→ **TASK DIRECTIONS**
Take the material below and retype it in full; pictures are left out.

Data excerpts
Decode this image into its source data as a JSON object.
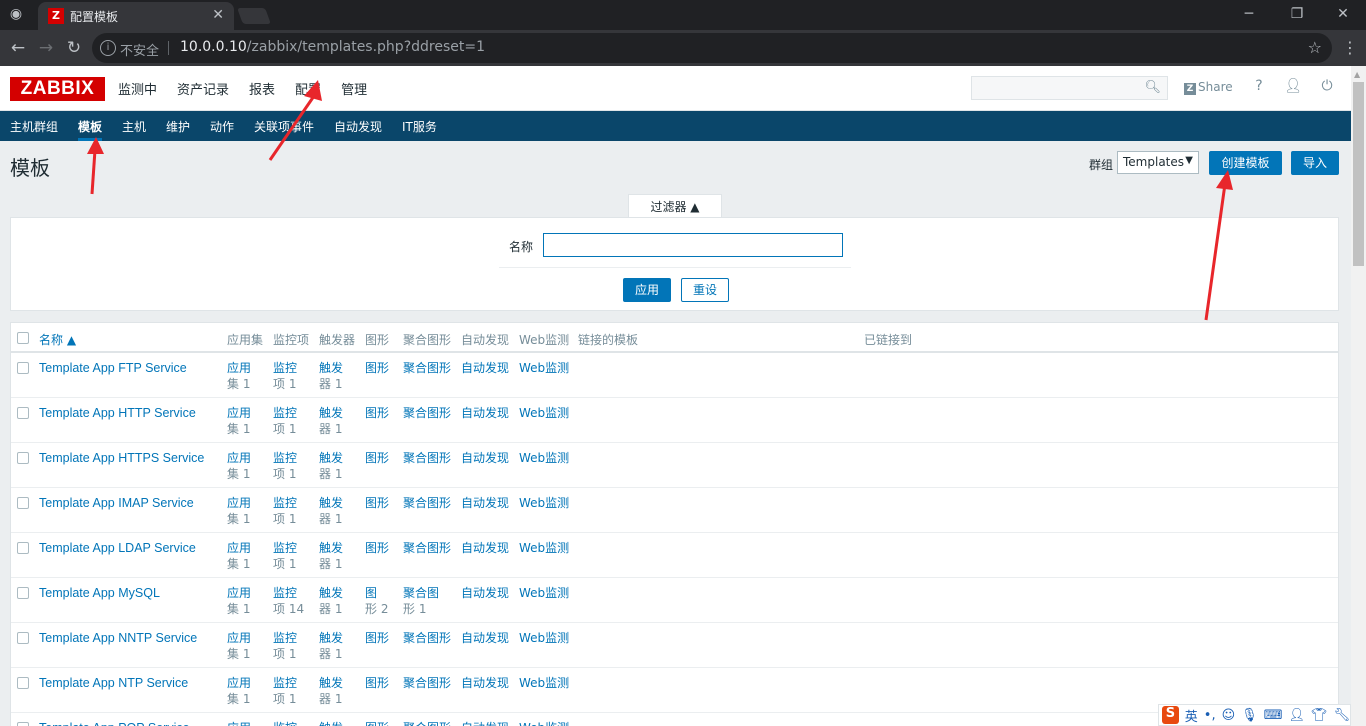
{
  "browser": {
    "tab_title": "配置模板",
    "security": "不安全",
    "url_host": "10.0.0.10",
    "url_path": "/zabbix/templates.php?ddreset=1"
  },
  "header": {
    "logo": "ZABBIX",
    "menu": [
      "监测中",
      "资产记录",
      "报表",
      "配置",
      "管理"
    ],
    "share": "Share",
    "help": "?"
  },
  "submenu": [
    "主机群组",
    "模板",
    "主机",
    "维护",
    "动作",
    "关联项事件",
    "自动发现",
    "IT服务"
  ],
  "page": {
    "title": "模板",
    "group_label": "群组",
    "group_value": "Templates",
    "create_button": "创建模板",
    "import_button": "导入"
  },
  "filter": {
    "tab": "过滤器 ▲",
    "name_label": "名称",
    "name_value": "",
    "apply": "应用",
    "reset": "重设"
  },
  "table": {
    "headers": [
      "名称 ▲",
      "应用集",
      "监控项",
      "触发器",
      "图形",
      "聚合图形",
      "自动发现",
      "Web监测",
      "链接的模板",
      "已链接到"
    ],
    "rows": [
      {
        "name": "Template App FTP Service",
        "apps": [
          "应用",
          "集 1"
        ],
        "items": [
          "监控",
          "项 1"
        ],
        "triggers": [
          "触发",
          "器 1"
        ],
        "graphs": [
          "图形",
          ""
        ],
        "screens": [
          "聚合图形",
          ""
        ],
        "discovery": "自动发现",
        "web": "Web监测"
      },
      {
        "name": "Template App HTTP Service",
        "apps": [
          "应用",
          "集 1"
        ],
        "items": [
          "监控",
          "项 1"
        ],
        "triggers": [
          "触发",
          "器 1"
        ],
        "graphs": [
          "图形",
          ""
        ],
        "screens": [
          "聚合图形",
          ""
        ],
        "discovery": "自动发现",
        "web": "Web监测"
      },
      {
        "name": "Template App HTTPS Service",
        "apps": [
          "应用",
          "集 1"
        ],
        "items": [
          "监控",
          "项 1"
        ],
        "triggers": [
          "触发",
          "器 1"
        ],
        "graphs": [
          "图形",
          ""
        ],
        "screens": [
          "聚合图形",
          ""
        ],
        "discovery": "自动发现",
        "web": "Web监测"
      },
      {
        "name": "Template App IMAP Service",
        "apps": [
          "应用",
          "集 1"
        ],
        "items": [
          "监控",
          "项 1"
        ],
        "triggers": [
          "触发",
          "器 1"
        ],
        "graphs": [
          "图形",
          ""
        ],
        "screens": [
          "聚合图形",
          ""
        ],
        "discovery": "自动发现",
        "web": "Web监测"
      },
      {
        "name": "Template App LDAP Service",
        "apps": [
          "应用",
          "集 1"
        ],
        "items": [
          "监控",
          "项 1"
        ],
        "triggers": [
          "触发",
          "器 1"
        ],
        "graphs": [
          "图形",
          ""
        ],
        "screens": [
          "聚合图形",
          ""
        ],
        "discovery": "自动发现",
        "web": "Web监测"
      },
      {
        "name": "Template App MySQL",
        "apps": [
          "应用",
          "集 1"
        ],
        "items": [
          "监控",
          "项 14"
        ],
        "triggers": [
          "触发",
          "器 1"
        ],
        "graphs": [
          "图",
          "形 2"
        ],
        "screens": [
          "聚合图",
          "形 1"
        ],
        "discovery": "自动发现",
        "web": "Web监测"
      },
      {
        "name": "Template App NNTP Service",
        "apps": [
          "应用",
          "集 1"
        ],
        "items": [
          "监控",
          "项 1"
        ],
        "triggers": [
          "触发",
          "器 1"
        ],
        "graphs": [
          "图形",
          ""
        ],
        "screens": [
          "聚合图形",
          ""
        ],
        "discovery": "自动发现",
        "web": "Web监测"
      },
      {
        "name": "Template App NTP Service",
        "apps": [
          "应用",
          "集 1"
        ],
        "items": [
          "监控",
          "项 1"
        ],
        "triggers": [
          "触发",
          "器 1"
        ],
        "graphs": [
          "图形",
          ""
        ],
        "screens": [
          "聚合图形",
          ""
        ],
        "discovery": "自动发现",
        "web": "Web监测"
      },
      {
        "name": "Template App POP Service",
        "apps": [
          "应用",
          ""
        ],
        "items": [
          "监控",
          ""
        ],
        "triggers": [
          "触发",
          ""
        ],
        "graphs": [
          "图形",
          ""
        ],
        "screens": [
          "聚合图形",
          ""
        ],
        "discovery": "自动发现",
        "web": "Web监测"
      }
    ]
  },
  "ime": {
    "lang": "英"
  },
  "colors": {
    "zabbix_red": "#d40000",
    "nav_blue": "#0a466a",
    "link_blue": "#0275b8",
    "annotation_red": "#e8262b"
  }
}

→ **SOLUTION**
Decode this image into its source data as a JSON object.
{
  "browser": {
    "tab_title": "配置模板",
    "security": "不安全",
    "url_host": "10.0.0.10",
    "url_path": "/zabbix/templates.php?ddreset=1"
  },
  "header": {
    "logo": "ZABBIX",
    "menu": [
      "监测中",
      "资产记录",
      "报表",
      "配置",
      "管理"
    ],
    "share": "Share",
    "help": "?"
  },
  "submenu": [
    "主机群组",
    "模板",
    "主机",
    "维护",
    "动作",
    "关联项事件",
    "自动发现",
    "IT服务"
  ],
  "page": {
    "title": "模板",
    "group_label": "群组",
    "group_value": "Templates",
    "create_button": "创建模板",
    "import_button": "导入"
  },
  "filter": {
    "tab": "过滤器 ▲",
    "name_label": "名称",
    "name_value": "",
    "apply": "应用",
    "reset": "重设"
  },
  "table": {
    "headers": [
      "名称 ▲",
      "应用集",
      "监控项",
      "触发器",
      "图形",
      "聚合图形",
      "自动发现",
      "Web监测",
      "链接的模板",
      "已链接到"
    ],
    "rows": [
      {
        "name": "Template App FTP Service",
        "apps": [
          "应用",
          "集 1"
        ],
        "items": [
          "监控",
          "项 1"
        ],
        "triggers": [
          "触发",
          "器 1"
        ],
        "graphs": [
          "图形",
          ""
        ],
        "screens": [
          "聚合图形",
          ""
        ],
        "discovery": "自动发现",
        "web": "Web监测"
      },
      {
        "name": "Template App HTTP Service",
        "apps": [
          "应用",
          "集 1"
        ],
        "items": [
          "监控",
          "项 1"
        ],
        "triggers": [
          "触发",
          "器 1"
        ],
        "graphs": [
          "图形",
          ""
        ],
        "screens": [
          "聚合图形",
          ""
        ],
        "discovery": "自动发现",
        "web": "Web监测"
      },
      {
        "name": "Template App HTTPS Service",
        "apps": [
          "应用",
          "集 1"
        ],
        "items": [
          "监控",
          "项 1"
        ],
        "triggers": [
          "触发",
          "器 1"
        ],
        "graphs": [
          "图形",
          ""
        ],
        "screens": [
          "聚合图形",
          ""
        ],
        "discovery": "自动发现",
        "web": "Web监测"
      },
      {
        "name": "Template App IMAP Service",
        "apps": [
          "应用",
          "集 1"
        ],
        "items": [
          "监控",
          "项 1"
        ],
        "triggers": [
          "触发",
          "器 1"
        ],
        "graphs": [
          "图形",
          ""
        ],
        "screens": [
          "聚合图形",
          ""
        ],
        "discovery": "自动发现",
        "web": "Web监测"
      },
      {
        "name": "Template App LDAP Service",
        "apps": [
          "应用",
          "集 1"
        ],
        "items": [
          "监控",
          "项 1"
        ],
        "triggers": [
          "触发",
          "器 1"
        ],
        "graphs": [
          "图形",
          ""
        ],
        "screens": [
          "聚合图形",
          ""
        ],
        "discovery": "自动发现",
        "web": "Web监测"
      },
      {
        "name": "Template App MySQL",
        "apps": [
          "应用",
          "集 1"
        ],
        "items": [
          "监控",
          "项 14"
        ],
        "triggers": [
          "触发",
          "器 1"
        ],
        "graphs": [
          "图",
          "形 2"
        ],
        "screens": [
          "聚合图",
          "形 1"
        ],
        "discovery": "自动发现",
        "web": "Web监测"
      },
      {
        "name": "Template App NNTP Service",
        "apps": [
          "应用",
          "集 1"
        ],
        "items": [
          "监控",
          "项 1"
        ],
        "triggers": [
          "触发",
          "器 1"
        ],
        "graphs": [
          "图形",
          ""
        ],
        "screens": [
          "聚合图形",
          ""
        ],
        "discovery": "自动发现",
        "web": "Web监测"
      },
      {
        "name": "Template App NTP Service",
        "apps": [
          "应用",
          "集 1"
        ],
        "items": [
          "监控",
          "项 1"
        ],
        "triggers": [
          "触发",
          "器 1"
        ],
        "graphs": [
          "图形",
          ""
        ],
        "screens": [
          "聚合图形",
          ""
        ],
        "discovery": "自动发现",
        "web": "Web监测"
      },
      {
        "name": "Template App POP Service",
        "apps": [
          "应用",
          ""
        ],
        "items": [
          "监控",
          ""
        ],
        "triggers": [
          "触发",
          ""
        ],
        "graphs": [
          "图形",
          ""
        ],
        "screens": [
          "聚合图形",
          ""
        ],
        "discovery": "自动发现",
        "web": "Web监测"
      }
    ]
  },
  "ime": {
    "lang": "英"
  },
  "colors": {
    "zabbix_red": "#d40000",
    "nav_blue": "#0a466a",
    "link_blue": "#0275b8",
    "annotation_red": "#e8262b"
  }
}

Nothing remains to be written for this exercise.